Stored data
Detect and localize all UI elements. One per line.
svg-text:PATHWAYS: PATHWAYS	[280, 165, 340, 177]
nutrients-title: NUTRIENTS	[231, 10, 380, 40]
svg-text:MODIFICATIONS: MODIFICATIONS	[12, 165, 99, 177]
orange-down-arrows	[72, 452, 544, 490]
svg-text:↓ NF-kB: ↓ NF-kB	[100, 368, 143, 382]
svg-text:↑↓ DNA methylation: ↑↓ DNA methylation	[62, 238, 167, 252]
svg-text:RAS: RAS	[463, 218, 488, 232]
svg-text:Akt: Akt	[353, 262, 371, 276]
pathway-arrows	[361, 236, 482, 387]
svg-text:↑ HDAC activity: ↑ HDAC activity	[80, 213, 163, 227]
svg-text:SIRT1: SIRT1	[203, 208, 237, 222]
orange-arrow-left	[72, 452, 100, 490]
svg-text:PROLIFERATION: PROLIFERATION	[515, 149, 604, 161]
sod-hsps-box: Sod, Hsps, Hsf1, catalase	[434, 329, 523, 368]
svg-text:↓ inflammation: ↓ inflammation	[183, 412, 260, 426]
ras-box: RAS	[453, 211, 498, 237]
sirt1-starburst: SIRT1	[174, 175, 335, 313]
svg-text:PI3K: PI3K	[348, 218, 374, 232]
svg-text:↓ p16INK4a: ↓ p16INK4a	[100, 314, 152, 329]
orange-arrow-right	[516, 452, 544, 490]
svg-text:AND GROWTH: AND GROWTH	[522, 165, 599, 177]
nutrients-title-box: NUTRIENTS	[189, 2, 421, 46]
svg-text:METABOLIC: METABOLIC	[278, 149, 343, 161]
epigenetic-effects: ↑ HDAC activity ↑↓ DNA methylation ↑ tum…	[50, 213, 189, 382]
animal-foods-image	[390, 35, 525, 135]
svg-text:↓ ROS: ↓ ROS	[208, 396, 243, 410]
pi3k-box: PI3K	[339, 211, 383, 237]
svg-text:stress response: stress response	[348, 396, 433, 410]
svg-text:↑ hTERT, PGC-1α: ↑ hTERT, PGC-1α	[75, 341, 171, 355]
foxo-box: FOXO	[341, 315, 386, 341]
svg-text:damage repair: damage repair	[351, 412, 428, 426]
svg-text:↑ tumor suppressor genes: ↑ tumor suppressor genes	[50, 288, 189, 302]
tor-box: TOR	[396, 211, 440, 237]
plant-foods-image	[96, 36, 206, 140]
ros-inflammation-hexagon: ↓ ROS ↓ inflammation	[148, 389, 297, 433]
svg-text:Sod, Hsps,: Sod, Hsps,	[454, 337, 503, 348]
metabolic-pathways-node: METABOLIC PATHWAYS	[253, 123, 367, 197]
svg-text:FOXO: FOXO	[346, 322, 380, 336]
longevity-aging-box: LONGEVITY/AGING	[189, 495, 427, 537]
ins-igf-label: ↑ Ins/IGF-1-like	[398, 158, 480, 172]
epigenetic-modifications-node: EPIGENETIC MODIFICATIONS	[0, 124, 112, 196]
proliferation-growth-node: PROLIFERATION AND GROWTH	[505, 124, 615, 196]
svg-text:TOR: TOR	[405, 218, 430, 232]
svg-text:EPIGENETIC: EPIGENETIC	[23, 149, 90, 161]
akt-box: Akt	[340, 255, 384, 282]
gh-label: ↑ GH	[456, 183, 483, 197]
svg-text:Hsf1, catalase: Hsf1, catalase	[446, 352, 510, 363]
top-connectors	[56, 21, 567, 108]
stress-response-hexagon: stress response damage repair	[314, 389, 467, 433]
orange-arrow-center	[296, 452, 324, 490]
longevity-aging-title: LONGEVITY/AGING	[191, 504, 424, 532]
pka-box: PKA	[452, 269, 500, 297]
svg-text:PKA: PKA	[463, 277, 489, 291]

* _TASK DIRECTIONS_: Check all the records above and select each line where the string "MODIFICATIONS" is found.

* _RESPONSE BELOW_:
svg-text:MODIFICATIONS: MODIFICATIONS	[12, 165, 99, 177]
epigenetic-modifications-node: EPIGENETIC MODIFICATIONS	[0, 124, 112, 196]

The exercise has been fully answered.